Go through the records line by line and work out how many lines hold the word "heading". Answer with the number only.

┄┄┄┄┄┄

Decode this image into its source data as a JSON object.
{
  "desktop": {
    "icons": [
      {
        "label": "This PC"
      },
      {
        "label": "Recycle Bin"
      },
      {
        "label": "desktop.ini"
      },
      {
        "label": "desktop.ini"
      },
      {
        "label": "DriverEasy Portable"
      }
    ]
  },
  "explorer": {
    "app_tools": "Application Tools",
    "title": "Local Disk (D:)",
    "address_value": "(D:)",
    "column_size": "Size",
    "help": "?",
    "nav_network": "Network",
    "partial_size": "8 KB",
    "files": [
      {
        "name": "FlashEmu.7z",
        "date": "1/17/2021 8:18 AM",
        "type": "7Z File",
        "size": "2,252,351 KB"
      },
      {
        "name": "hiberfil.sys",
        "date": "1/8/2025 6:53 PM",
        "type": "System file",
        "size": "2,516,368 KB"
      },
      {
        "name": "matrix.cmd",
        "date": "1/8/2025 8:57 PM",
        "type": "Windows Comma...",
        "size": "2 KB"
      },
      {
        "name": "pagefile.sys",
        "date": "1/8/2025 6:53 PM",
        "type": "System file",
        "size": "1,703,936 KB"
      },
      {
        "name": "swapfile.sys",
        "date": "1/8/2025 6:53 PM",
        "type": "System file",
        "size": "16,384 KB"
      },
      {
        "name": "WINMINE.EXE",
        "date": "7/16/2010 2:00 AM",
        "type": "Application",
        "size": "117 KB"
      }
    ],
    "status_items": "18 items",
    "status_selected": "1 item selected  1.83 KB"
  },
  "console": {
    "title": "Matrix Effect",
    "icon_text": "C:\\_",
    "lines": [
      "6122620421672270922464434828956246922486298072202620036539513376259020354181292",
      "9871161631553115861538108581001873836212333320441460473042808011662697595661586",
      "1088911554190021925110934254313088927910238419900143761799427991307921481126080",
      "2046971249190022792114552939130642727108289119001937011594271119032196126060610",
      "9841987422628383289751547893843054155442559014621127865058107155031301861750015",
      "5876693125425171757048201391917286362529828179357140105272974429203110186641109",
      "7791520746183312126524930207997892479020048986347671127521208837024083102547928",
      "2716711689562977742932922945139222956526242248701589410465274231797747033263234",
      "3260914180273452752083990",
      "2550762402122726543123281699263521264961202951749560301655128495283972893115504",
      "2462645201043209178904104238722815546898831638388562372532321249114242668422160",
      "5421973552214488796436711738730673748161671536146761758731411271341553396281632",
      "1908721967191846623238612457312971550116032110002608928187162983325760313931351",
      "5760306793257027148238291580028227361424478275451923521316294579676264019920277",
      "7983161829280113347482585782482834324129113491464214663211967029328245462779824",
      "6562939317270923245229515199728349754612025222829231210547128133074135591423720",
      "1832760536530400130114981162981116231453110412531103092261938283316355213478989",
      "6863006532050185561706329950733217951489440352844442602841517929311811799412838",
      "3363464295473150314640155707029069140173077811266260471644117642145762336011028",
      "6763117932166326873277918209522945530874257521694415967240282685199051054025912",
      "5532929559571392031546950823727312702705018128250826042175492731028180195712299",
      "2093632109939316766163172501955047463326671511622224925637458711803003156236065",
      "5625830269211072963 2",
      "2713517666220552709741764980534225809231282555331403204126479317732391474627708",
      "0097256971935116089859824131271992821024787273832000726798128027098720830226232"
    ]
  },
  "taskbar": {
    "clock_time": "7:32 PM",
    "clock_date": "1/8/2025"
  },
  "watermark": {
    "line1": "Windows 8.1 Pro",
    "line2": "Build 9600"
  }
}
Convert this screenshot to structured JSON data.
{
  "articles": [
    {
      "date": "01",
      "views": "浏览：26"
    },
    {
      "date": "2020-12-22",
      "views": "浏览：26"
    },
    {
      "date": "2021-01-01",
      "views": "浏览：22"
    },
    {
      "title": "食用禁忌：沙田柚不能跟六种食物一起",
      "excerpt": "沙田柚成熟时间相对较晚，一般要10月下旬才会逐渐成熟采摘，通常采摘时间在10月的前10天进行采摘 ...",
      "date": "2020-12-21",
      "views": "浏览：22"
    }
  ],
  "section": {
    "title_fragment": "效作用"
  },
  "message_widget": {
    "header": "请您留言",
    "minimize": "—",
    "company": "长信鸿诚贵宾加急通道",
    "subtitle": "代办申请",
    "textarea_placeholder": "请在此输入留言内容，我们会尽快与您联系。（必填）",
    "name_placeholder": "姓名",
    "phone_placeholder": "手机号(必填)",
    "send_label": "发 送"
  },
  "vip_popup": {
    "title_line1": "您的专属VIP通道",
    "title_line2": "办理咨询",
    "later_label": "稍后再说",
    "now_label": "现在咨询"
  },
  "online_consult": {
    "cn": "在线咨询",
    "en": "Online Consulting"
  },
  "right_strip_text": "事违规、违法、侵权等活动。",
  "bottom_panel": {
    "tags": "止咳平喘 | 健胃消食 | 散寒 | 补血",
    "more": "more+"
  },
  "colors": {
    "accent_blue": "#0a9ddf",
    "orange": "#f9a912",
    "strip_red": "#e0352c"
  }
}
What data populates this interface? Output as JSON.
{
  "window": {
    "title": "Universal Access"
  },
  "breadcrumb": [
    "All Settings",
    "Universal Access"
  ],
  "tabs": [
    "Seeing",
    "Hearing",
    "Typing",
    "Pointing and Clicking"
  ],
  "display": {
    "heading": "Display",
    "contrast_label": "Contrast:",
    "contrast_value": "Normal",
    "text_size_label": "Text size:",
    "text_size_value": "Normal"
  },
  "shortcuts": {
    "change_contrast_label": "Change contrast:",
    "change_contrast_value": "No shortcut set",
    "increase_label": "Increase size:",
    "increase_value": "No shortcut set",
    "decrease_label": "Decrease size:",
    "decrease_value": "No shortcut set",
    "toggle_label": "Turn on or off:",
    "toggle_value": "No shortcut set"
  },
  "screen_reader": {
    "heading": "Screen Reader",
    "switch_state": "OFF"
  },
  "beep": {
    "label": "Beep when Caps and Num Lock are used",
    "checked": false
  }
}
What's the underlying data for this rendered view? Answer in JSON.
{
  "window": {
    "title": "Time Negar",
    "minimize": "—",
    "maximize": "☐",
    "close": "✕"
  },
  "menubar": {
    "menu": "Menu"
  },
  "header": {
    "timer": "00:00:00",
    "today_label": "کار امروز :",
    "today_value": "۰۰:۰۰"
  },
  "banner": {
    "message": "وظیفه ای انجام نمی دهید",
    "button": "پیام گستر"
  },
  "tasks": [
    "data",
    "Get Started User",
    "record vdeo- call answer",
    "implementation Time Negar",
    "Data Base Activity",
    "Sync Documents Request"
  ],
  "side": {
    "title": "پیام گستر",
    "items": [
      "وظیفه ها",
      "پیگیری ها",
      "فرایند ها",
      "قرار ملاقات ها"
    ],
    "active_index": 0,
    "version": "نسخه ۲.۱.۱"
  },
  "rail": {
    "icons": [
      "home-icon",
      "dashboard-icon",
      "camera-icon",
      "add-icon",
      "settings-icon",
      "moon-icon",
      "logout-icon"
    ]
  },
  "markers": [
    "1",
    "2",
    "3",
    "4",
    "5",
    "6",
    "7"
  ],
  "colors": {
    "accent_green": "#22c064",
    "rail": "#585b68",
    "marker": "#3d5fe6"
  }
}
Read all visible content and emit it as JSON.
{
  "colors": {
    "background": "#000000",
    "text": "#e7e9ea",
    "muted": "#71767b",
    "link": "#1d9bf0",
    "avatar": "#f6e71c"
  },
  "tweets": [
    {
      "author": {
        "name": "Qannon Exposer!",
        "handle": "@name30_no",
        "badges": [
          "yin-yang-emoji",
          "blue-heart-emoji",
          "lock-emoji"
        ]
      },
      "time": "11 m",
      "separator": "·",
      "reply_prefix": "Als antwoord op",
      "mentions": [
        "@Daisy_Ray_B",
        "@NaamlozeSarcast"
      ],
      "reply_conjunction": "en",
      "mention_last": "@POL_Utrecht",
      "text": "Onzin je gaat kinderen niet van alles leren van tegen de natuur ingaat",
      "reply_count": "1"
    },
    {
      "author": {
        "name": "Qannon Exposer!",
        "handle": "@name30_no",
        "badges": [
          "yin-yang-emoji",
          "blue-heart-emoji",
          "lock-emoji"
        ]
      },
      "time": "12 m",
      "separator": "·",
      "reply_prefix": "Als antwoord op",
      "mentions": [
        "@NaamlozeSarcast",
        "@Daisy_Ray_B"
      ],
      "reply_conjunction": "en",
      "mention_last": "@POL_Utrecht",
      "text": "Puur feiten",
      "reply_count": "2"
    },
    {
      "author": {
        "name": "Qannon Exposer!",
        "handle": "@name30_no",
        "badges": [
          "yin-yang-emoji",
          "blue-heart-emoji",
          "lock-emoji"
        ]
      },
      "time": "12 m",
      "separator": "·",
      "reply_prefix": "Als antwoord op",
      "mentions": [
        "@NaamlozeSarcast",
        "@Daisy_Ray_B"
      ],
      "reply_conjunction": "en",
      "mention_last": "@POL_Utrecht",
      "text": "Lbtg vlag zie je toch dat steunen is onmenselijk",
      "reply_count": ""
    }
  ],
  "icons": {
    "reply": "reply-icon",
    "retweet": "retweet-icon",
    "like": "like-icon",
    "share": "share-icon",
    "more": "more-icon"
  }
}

┄┄┄┄┄┄

In response: 2